#### Supplied records

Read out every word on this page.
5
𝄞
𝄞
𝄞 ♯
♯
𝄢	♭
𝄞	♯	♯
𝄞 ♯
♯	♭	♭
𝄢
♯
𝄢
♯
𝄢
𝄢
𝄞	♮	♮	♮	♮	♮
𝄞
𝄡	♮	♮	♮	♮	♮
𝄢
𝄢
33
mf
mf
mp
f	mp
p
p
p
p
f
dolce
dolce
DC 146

########

» What is required
Reproduce the material in full, with no word added or dropped.

» Answer for the task
Read out every word on this page.
5
𝄞
𝄞
𝄞 ♯
♯
𝄢	♭
𝄞	♯	♯
𝄞 ♯
♯	♭	♭
𝄢
♯
𝄢
♯
𝄢
𝄢
𝄞	♮	♮	♮	♮	♮
𝄞
𝄡	♮	♮	♮	♮	♮
𝄢
𝄢
33
mf
mf
mp
f	mp
p
p
p
p
f
dolce
dolce
DC 146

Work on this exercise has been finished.